Write the data out again, exactly as given.

━━━ Record set ━━━

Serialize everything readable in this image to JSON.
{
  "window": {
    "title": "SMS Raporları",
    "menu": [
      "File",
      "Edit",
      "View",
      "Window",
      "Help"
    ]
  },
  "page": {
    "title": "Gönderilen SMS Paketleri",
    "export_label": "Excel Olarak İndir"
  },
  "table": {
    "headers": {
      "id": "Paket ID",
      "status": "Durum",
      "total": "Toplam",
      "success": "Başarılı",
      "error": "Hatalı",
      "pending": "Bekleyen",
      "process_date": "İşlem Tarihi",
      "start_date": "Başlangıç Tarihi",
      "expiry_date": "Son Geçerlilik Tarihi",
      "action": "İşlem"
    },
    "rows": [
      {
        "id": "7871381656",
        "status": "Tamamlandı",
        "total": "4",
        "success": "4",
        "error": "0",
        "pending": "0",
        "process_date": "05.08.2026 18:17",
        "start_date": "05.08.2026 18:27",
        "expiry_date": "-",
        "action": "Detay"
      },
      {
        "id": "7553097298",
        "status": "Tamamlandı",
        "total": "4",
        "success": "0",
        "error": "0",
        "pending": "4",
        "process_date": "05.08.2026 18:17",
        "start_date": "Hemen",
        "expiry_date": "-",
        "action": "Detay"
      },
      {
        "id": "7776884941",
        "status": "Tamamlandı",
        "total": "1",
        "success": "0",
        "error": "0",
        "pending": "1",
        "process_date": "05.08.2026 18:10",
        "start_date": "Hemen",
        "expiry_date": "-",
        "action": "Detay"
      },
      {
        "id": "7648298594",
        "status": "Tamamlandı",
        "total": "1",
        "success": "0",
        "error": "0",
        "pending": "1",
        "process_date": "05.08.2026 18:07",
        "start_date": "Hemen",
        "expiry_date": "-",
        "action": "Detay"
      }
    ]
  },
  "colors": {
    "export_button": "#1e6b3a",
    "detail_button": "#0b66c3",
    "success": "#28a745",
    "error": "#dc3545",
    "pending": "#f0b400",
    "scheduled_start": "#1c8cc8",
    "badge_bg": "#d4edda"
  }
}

━━━

- [Output for this exercise]:
Serialize everything readable in this image to JSON.
{
  "window": {
    "title": "SMS Raporları",
    "menu": [
      "File",
      "Edit",
      "View",
      "Window",
      "Help"
    ]
  },
  "page": {
    "title": "Gönderilen SMS Paketleri",
    "export_label": "Excel Olarak İndir"
  },
  "table": {
    "headers": {
      "id": "Paket ID",
      "status": "Durum",
      "total": "Toplam",
      "success": "Başarılı",
      "error": "Hatalı",
      "pending": "Bekleyen",
      "process_date": "İşlem Tarihi",
      "start_date": "Başlangıç Tarihi",
      "expiry_date": "Son Geçerlilik Tarihi",
      "action": "İşlem"
    },
    "rows": [
      {
        "id": "7871381656",
        "status": "Tamamlandı",
        "total": "4",
        "success": "4",
        "error": "0",
        "pending": "0",
        "process_date": "05.08.2026 18:17",
        "start_date": "05.08.2026 18:27",
        "expiry_date": "-",
        "action": "Detay"
      },
      {
        "id": "7553097298",
        "status": "Tamamlandı",
        "total": "4",
        "success": "0",
        "error": "0",
        "pending": "4",
        "process_date": "05.08.2026 18:17",
        "start_date": "Hemen",
        "expiry_date": "-",
        "action": "Detay"
      },
      {
        "id": "7776884941",
        "status": "Tamamlandı",
        "total": "1",
        "success": "0",
        "error": "0",
        "pending": "1",
        "process_date": "05.08.2026 18:10",
        "start_date": "Hemen",
        "expiry_date": "-",
        "action": "Detay"
      },
      {
        "id": "7648298594",
        "status": "Tamamlandı",
        "total": "1",
        "success": "0",
        "error": "0",
        "pending": "1",
        "process_date": "05.08.2026 18:07",
        "start_date": "Hemen",
        "expiry_date": "-",
        "action": "Detay"
      }
    ]
  },
  "colors": {
    "export_button": "#1e6b3a",
    "detail_button": "#0b66c3",
    "success": "#28a745",
    "error": "#dc3545",
    "pending": "#f0b400",
    "scheduled_start": "#1c8cc8",
    "badge_bg": "#d4edda"
  }
}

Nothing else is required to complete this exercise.